▶ **Given task**:
Write out all the data again, exactly as it stands.

▶ **Input material**:
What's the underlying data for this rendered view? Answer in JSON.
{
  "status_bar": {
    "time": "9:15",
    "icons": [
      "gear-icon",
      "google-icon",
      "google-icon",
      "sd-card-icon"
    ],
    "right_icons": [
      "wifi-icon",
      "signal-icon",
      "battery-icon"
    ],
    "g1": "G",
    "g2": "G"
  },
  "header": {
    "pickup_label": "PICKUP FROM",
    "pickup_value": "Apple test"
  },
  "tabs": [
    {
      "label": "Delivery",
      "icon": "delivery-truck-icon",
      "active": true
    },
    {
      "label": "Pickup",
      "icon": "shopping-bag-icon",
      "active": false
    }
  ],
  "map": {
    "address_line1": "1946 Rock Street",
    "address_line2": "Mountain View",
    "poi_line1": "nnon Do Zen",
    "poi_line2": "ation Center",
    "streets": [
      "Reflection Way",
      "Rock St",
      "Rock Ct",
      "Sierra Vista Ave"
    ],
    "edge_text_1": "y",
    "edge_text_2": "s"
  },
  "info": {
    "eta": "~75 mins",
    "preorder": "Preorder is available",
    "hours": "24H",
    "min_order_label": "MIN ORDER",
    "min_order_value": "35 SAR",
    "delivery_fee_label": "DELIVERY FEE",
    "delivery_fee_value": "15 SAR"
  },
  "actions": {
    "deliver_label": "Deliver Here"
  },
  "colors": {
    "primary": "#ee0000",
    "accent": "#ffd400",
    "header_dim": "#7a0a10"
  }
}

▶ **Task answer**:
What's the underlying data for this rendered view? Answer in JSON.
{
  "status_bar": {
    "time": "9:15",
    "icons": [
      "gear-icon",
      "google-icon",
      "google-icon",
      "sd-card-icon"
    ],
    "right_icons": [
      "wifi-icon",
      "signal-icon",
      "battery-icon"
    ],
    "g1": "G",
    "g2": "G"
  },
  "header": {
    "pickup_label": "PICKUP FROM",
    "pickup_value": "Apple test"
  },
  "tabs": [
    {
      "label": "Delivery",
      "icon": "delivery-truck-icon",
      "active": true
    },
    {
      "label": "Pickup",
      "icon": "shopping-bag-icon",
      "active": false
    }
  ],
  "map": {
    "address_line1": "1946 Rock Street",
    "address_line2": "Mountain View",
    "poi_line1": "nnon Do Zen",
    "poi_line2": "ation Center",
    "streets": [
      "Reflection Way",
      "Rock St",
      "Rock Ct",
      "Sierra Vista Ave"
    ],
    "edge_text_1": "y",
    "edge_text_2": "s"
  },
  "info": {
    "eta": "~75 mins",
    "preorder": "Preorder is available",
    "hours": "24H",
    "min_order_label": "MIN ORDER",
    "min_order_value": "35 SAR",
    "delivery_fee_label": "DELIVERY FEE",
    "delivery_fee_value": "15 SAR"
  },
  "actions": {
    "deliver_label": "Deliver Here"
  },
  "colors": {
    "primary": "#ee0000",
    "accent": "#ffd400",
    "header_dim": "#7a0a10"
  }
}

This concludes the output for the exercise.